(AIM A) In the forum thread on horizontal branches and building drains, which table was Michael.L looking at when he noticed the difference in maximum DFUs?
(AIM B) Rewrite the paragraph of the forum thread on horizontal branches and building drains that begins "I understand that the Building Drain is essentially" more briefly, keeping its main facts.
(AIM C) Reproduce the part of the forum thread on horizontal branches and building drains starting with "I understand that" and going on through "the _*building drain*_.".

(EXCERPT)
'''
# What's the difference between horizontal branch & building drain?



## Michael.L (May 8, 2019)

I'm looking at IPC Table 915.2.2 and there's a significant difference between the maximum DFUs allowed for a horizontal branch versus for a building drain. I realize that a building drain is the lowest point of a building's waste piping and that a horizontal branch can exist on elevated levels. But what if the building is single story and fixture drains are connected to horizontal piping that eventually slopes to the building drain without dropping down a stack? In other words, where does the "horizontal branch" end and where does the "building drain" begin in that scenario?


----------



## Builder Bob (May 8, 2019)

Basically one is inside and the other is outside the building.


----------



## Michael.L (May 8, 2019)

Builder Bob said:


> Basically one is inside and the other is outside the building.


How is "inside" and "outside" defined? For a commercial building, would a service corridor leading to the loading dock be considered inside or outside? What about a shopping mall with an open-air atrium that can be closed in the winter? Is it "inside" when the roof is closed and "outside" when the roof is open?


----------



## Builder Bob (May 8, 2019)

Use your common sense ----- the building drain will be the last piece that connects the building sewer to a point 30" outside the exterior wall of the building. Look at the definitions in the plumbing code ------


----------



## Michael.L (May 8, 2019)

Builder Bob said:


> Use your common sense ----- the building drain will be the last piece that connects the building sewer to a point 30" outside the exterior wall of the building. Look at the definitions in the plumbing code


Unfortunately, one cannot quote "common sense" to a building inspector. I understand the gist of what you're saying, but I need a more rigorous understanding of the difference between these two definitions. If the definitions were clear to me, I would not have asked this question in the first place.

I understand that the Building Drain is essentially the trunk of the drain pipes that collects and carries waste to 30" beyond the exterior wall of the building. And a Horizontal Branch Drain makes sense as a section of piping that moves wastewater horizontally from multiple fixture drains to a stack.

But the definition for a Horizontal Branch Drain is circular and thus confusing:

*Horizontal Branch Drain:* A drainage _branch_ pipe extending laterally from a soil or waste _stack_ or _*building drain*_, with or without vertical sections or branches, that receives the discharge from two or more _fixture drains_ or _branches_ and conducts the discharge to the soil or waste _stack_ or to the _*building drain*_.

If a Building Drain is what conducts the wastewater to the exterior of the building, then how can a Horizontal Branch Drain conduct wastewater _*from*_ a Building Drain *to* the Building Drain? And if there are no stacks in the drainage system, then where does the Horizontal Branch Drain end and the Building Drain begin?
'''
(ENTRIES SUPPLIED)
'''
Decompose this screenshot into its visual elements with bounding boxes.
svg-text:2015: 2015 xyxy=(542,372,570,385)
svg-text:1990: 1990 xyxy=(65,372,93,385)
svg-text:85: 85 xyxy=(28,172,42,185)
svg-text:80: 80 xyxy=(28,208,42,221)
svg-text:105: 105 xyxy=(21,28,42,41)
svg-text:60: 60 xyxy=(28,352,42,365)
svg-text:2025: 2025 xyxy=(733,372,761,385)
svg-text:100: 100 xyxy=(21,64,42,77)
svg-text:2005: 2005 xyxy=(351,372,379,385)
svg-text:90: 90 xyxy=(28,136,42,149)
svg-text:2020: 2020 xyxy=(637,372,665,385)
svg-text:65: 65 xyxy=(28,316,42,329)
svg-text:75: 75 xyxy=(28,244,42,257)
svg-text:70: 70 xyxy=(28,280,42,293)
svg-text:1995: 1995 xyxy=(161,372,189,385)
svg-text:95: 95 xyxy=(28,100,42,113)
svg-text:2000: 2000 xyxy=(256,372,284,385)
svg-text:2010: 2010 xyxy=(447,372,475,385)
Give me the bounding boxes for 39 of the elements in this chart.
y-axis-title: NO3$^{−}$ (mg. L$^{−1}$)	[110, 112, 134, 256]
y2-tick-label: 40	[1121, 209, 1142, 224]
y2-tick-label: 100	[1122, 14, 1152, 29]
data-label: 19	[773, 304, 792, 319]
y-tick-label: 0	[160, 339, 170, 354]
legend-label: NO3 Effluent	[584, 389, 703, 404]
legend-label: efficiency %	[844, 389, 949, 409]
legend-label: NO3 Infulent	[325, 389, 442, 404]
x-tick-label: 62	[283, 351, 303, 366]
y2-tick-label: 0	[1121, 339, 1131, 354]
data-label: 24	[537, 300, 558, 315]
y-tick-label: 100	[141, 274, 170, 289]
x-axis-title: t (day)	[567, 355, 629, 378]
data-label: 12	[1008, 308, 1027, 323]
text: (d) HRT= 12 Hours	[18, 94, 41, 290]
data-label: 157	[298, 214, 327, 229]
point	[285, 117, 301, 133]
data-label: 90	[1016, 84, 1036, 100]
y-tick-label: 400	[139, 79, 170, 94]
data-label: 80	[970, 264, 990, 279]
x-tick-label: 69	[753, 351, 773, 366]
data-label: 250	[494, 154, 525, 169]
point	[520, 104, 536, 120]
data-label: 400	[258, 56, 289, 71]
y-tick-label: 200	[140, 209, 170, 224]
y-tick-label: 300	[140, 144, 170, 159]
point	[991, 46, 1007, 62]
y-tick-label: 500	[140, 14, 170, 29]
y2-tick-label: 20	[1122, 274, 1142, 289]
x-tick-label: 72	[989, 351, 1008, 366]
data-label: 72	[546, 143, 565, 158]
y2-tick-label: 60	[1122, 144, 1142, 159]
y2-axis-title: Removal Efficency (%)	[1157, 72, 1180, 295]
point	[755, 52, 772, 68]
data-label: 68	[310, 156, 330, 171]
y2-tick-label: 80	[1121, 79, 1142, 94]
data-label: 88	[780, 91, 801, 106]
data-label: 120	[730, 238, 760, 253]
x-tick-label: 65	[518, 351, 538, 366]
'''
(TASK OUTPUT A) IPC Table 915.2.2.

(TASK OUTPUT B) The building drain is the main trunk of the drain pipes, collecting waste and carrying it to 30" beyond the building's exterior wall, while a horizontal branch drain moves wastewater horizontally from several fixture drains to a stack.

(TASK OUTPUT C)
I understand that the Building Drain is essentially the trunk of the drain pipes that collects and carries waste to 30" beyond the exterior wall of the building. And a Horizontal Branch Drain makes sense as a section of piping that moves wastewater horizontally from multiple fixture drains to a stack.

But the definition for a Horizontal Branch Drain is circular and thus confusing:

*Horizontal Branch Drain:* A drainage _branch_ pipe extending laterally from a soil or waste _stack_ or _*building drain*_, with or without vertical sections or branches, that receives the discharge from two or more _fixture drains_ or _branches_ and conducts the discharge to the soil or waste _stack_ or to the _*building drain*_.